(Data records)
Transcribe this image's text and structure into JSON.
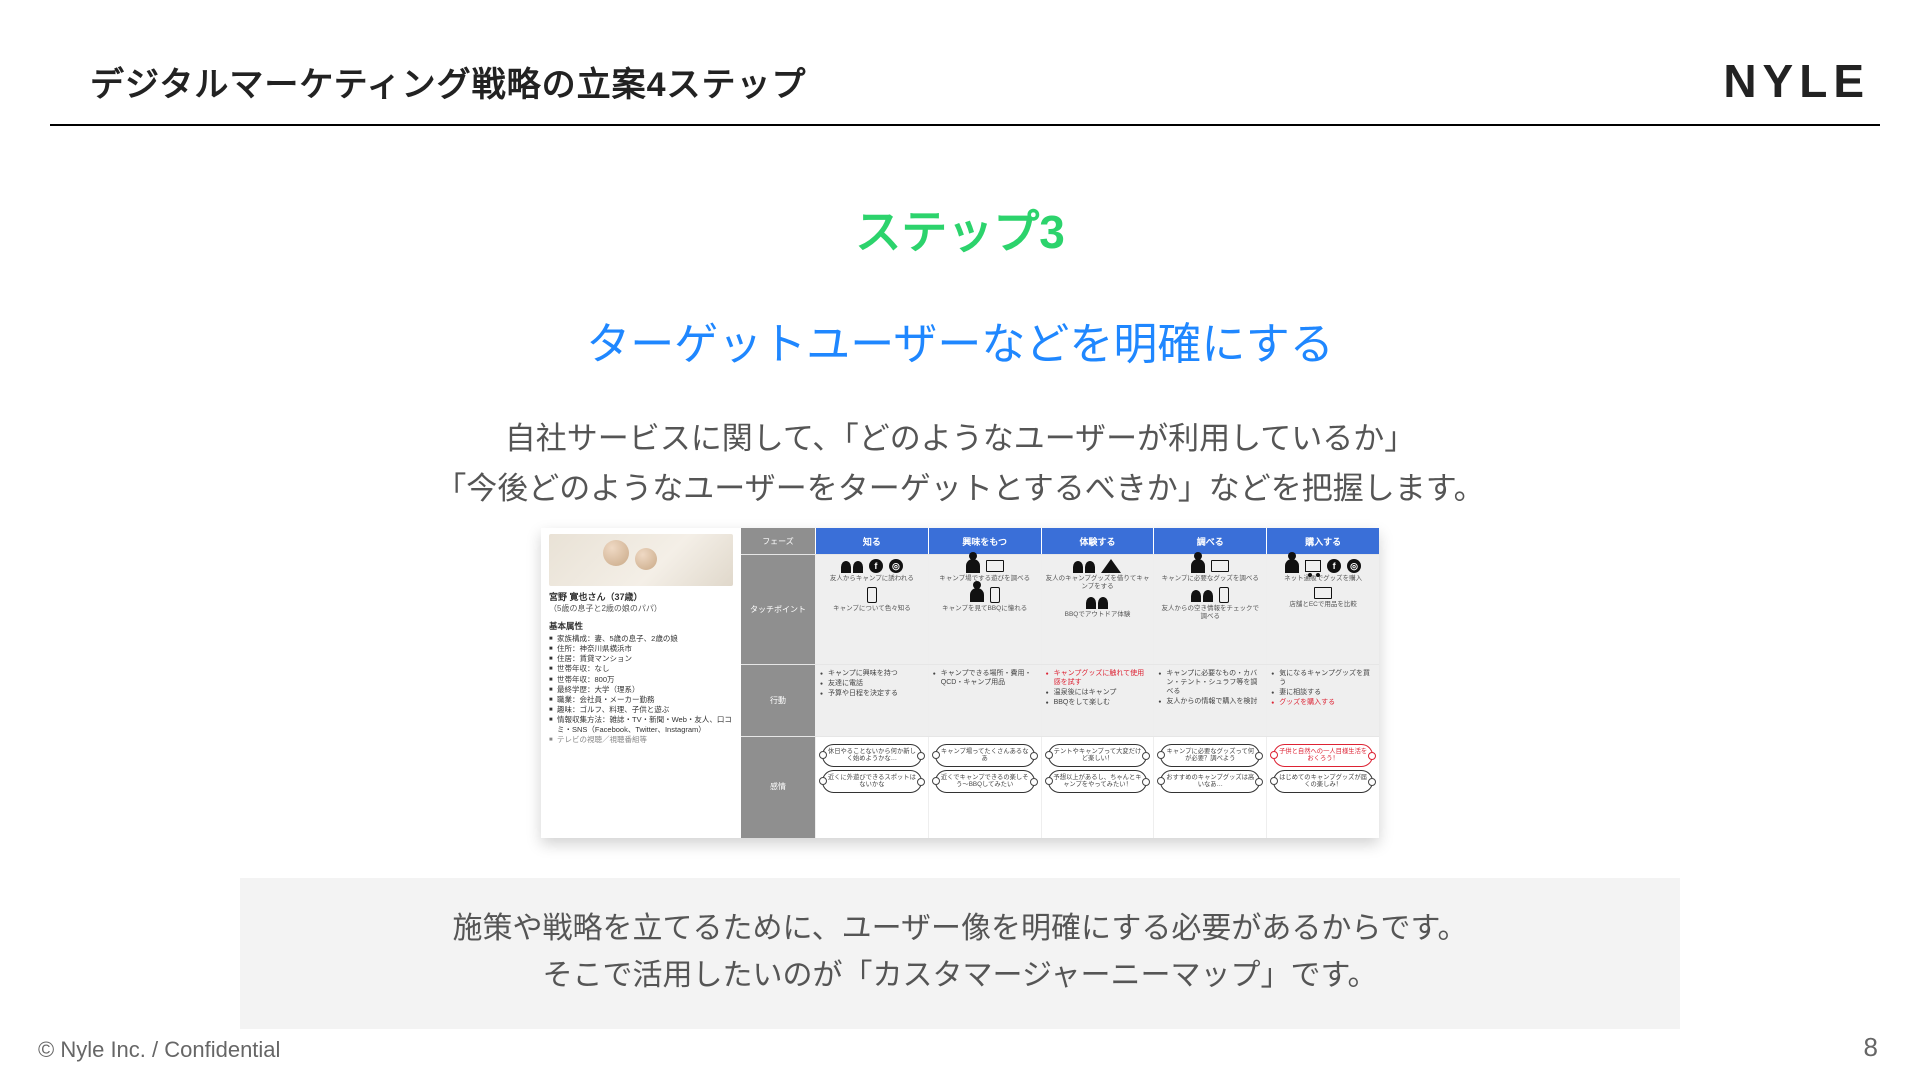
{
  "header": {
    "title": "デジタルマーケティング戦略の立案4ステップ",
    "logo": "NYLE"
  },
  "step": {
    "label": "ステップ3",
    "title": "ターゲットユーザーなどを明確にする",
    "lead_l1": "自社サービスに関して、「どのようなユーザーが利用しているか」",
    "lead_l2": "「今後どのようなユーザーをターゲットとするべきか」などを把握します。"
  },
  "journey": {
    "persona": {
      "name": "宮野 寛也さん（37歳）",
      "sub": "（5歳の息子と2歳の娘のパパ）",
      "section": "基本属性",
      "attrs": [
        "家族構成：妻、5歳の息子、2歳の娘",
        "住所：神奈川県横浜市",
        "住居：賃貸マンション",
        "世帯年収：なし",
        "世帯年収：800万",
        "最終学歴：大学（理系）",
        "職業：会社員・メーカー勤務",
        "趣味：ゴルフ、料理、子供と遊ぶ",
        "情報収集方法：雑誌・TV・新聞・Web・友人、口コミ・SNS（Facebook、Twitter、Instagram）",
        "テレビの視聴／視聴番組等"
      ]
    },
    "corner_label": "フェーズ",
    "phases": [
      "知る",
      "興味をもつ",
      "体験する",
      "調べる",
      "購入する"
    ],
    "row_labels": {
      "touch": "タッチポイント",
      "action": "行動",
      "emotion": "感情"
    },
    "touch_notes": [
      "友人からキャンプに誘われる",
      "キャンプ場でする遊びを調べる",
      "友人のキャンプグッズを借りてキャンプをする",
      "キャンプに必要なグッズを調べる",
      "ネット通販でグッズを購入"
    ],
    "touch_notes2": [
      "キャンプについて色々知る",
      "キャンプを見てBBQに憧れる",
      "BBQでアウトドア体験",
      "友人からの空き情報をチェックで調べる",
      "店舗とECで用品を比較"
    ],
    "actions": [
      [
        "キャンプに興味を持つ",
        "友達に電話",
        "予算や日程を決定する"
      ],
      [
        "キャンプできる場所・費用・QCD・キャンプ用品"
      ],
      [
        "キャンプグッズに触れて使用感を試す",
        "温泉後にはキャンプ",
        "BBQをして楽しむ"
      ],
      [
        "キャンプに必要なもの・カバン・テント・シュラフ等を調べる",
        "友人からの情報で購入を検討"
      ],
      [
        "気になるキャンプグッズを買う",
        "妻に相談する",
        "グッズを購入する"
      ]
    ],
    "emotions": [
      [
        "休日やることないから何か新しく始めようかな…",
        "近くに外遊びできるスポットはないかな"
      ],
      [
        "キャンプ場ってたくさんあるなあ",
        "近くでキャンプできるの楽しそう〜BBQしてみたい"
      ],
      [
        "テントやキャンプって大変だけど楽しい！",
        "予想以上があるし、ちゃんとキャンプをやってみたい！"
      ],
      [
        "キャンプに必要なグッズって何が必要？調べよう",
        "おすすめのキャンプグッズは高いなあ…"
      ],
      [
        "子供と自然への一人目様生活をおくろう！",
        "はじめてのキャンプグッズが届くの楽しみ！"
      ]
    ],
    "social_label_f": "f",
    "social_label_ig": "◎"
  },
  "callout": {
    "l1": "施策や戦略を立てるために、ユーザー像を明確にする必要があるからです。",
    "l2": "そこで活用したいのが「カスタマージャーニーマップ」です。"
  },
  "footer": {
    "left": "© Nyle Inc. / Confidential",
    "page": "8"
  }
}
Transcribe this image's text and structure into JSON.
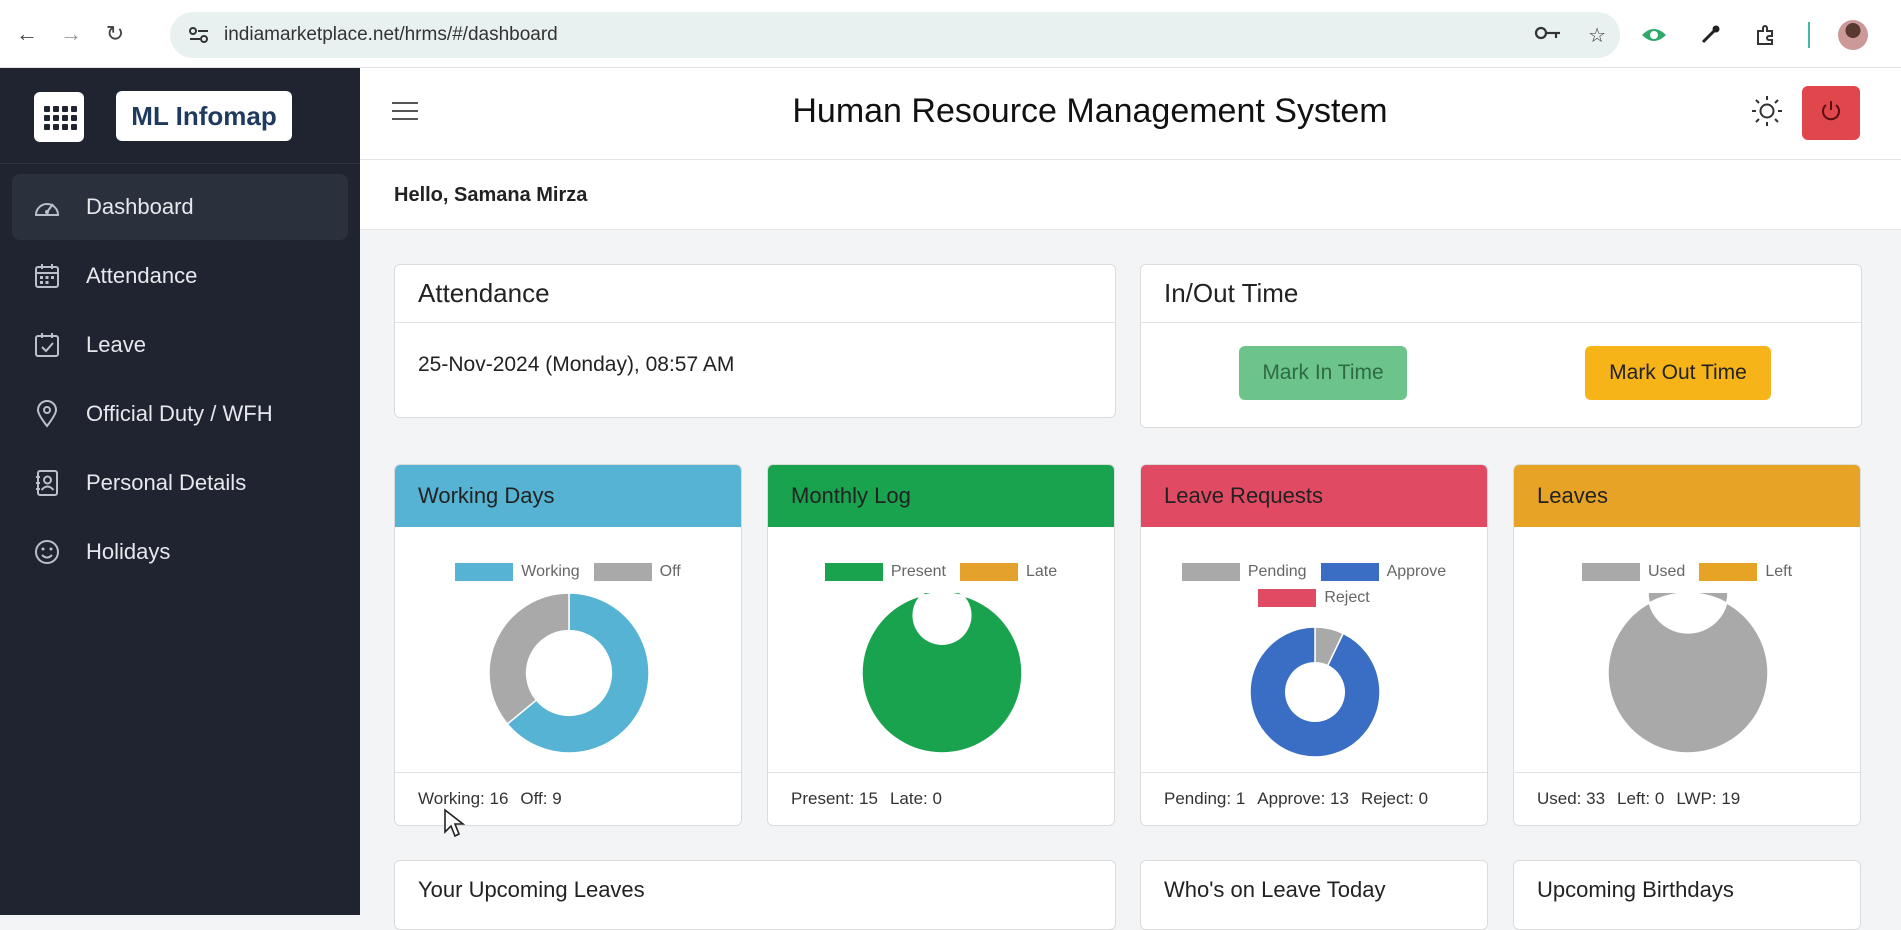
{
  "browser": {
    "url": "indiamarketplace.net/hrms/#/dashboard"
  },
  "sidebar": {
    "brand": "ML Infomap",
    "items": [
      {
        "label": "Dashboard",
        "icon": "dashboard-gauge-icon",
        "active": true
      },
      {
        "label": "Attendance",
        "icon": "calendar-icon",
        "active": false
      },
      {
        "label": "Leave",
        "icon": "calendar-check-icon",
        "active": false
      },
      {
        "label": "Official Duty / WFH",
        "icon": "location-pin-icon",
        "active": false
      },
      {
        "label": "Personal Details",
        "icon": "contact-card-icon",
        "active": false
      },
      {
        "label": "Holidays",
        "icon": "smiley-icon",
        "active": false
      }
    ]
  },
  "header": {
    "title": "Human Resource Management System",
    "greeting": "Hello, Samana Mirza"
  },
  "attendance": {
    "title": "Attendance",
    "datetime": "25-Nov-2024 (Monday), 08:57 AM"
  },
  "inout": {
    "title": "In/Out Time",
    "mark_in": "Mark In Time",
    "mark_out": "Mark Out Time"
  },
  "stats": [
    {
      "title": "Working Days",
      "header_color": "#56b3d3",
      "legend": [
        {
          "label": "Working",
          "color": "#56b3d3"
        },
        {
          "label": "Off",
          "color": "#a9a9a9"
        }
      ],
      "slices": [
        {
          "value": 16,
          "color": "#56b3d3"
        },
        {
          "value": 9,
          "color": "#a9a9a9"
        }
      ],
      "footer": [
        "Working: 16",
        "Off: 9"
      ],
      "hole": 0.53
    },
    {
      "title": "Monthly Log",
      "header_color": "#1aa34f",
      "legend": [
        {
          "label": "Present",
          "color": "#1aa34f"
        },
        {
          "label": "Late",
          "color": "#e4a22c"
        }
      ],
      "slices": [
        {
          "value": 15,
          "color": "#1aa34f"
        },
        {
          "value": 0,
          "color": "#e4a22c"
        }
      ],
      "footer": [
        "Present: 15",
        "Late: 0"
      ],
      "hole": 0.36
    },
    {
      "title": "Leave Requests",
      "header_color": "#e04b63",
      "legend": [
        {
          "label": "Pending",
          "color": "#a9a9a9"
        },
        {
          "label": "Approve",
          "color": "#3a6ec4"
        },
        {
          "label": "Reject",
          "color": "#e04b63"
        }
      ],
      "slices": [
        {
          "value": 1,
          "color": "#a9a9a9"
        },
        {
          "value": 13,
          "color": "#3a6ec4"
        },
        {
          "value": 0,
          "color": "#e04b63"
        }
      ],
      "footer": [
        "Pending: 1",
        "Approve: 13",
        "Reject: 0"
      ],
      "hole": 0.45
    },
    {
      "title": "Leaves",
      "header_color": "#e6a326",
      "legend": [
        {
          "label": "Used",
          "color": "#a9a9a9"
        },
        {
          "label": "Left",
          "color": "#e6a326"
        }
      ],
      "slices": [
        {
          "value": 33,
          "color": "#a9a9a9"
        },
        {
          "value": 0,
          "color": "#e6a326"
        }
      ],
      "footer": [
        "Used: 33",
        "Left: 0",
        "LWP: 19"
      ],
      "hole": 0.5
    }
  ],
  "bottom_cards": [
    "Your Upcoming Leaves",
    "Who's on Leave Today",
    "Upcoming Birthdays"
  ]
}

Do this:
In the data above, count the lines where the word "title" appears; reply with the number only.

Solved exercise:
9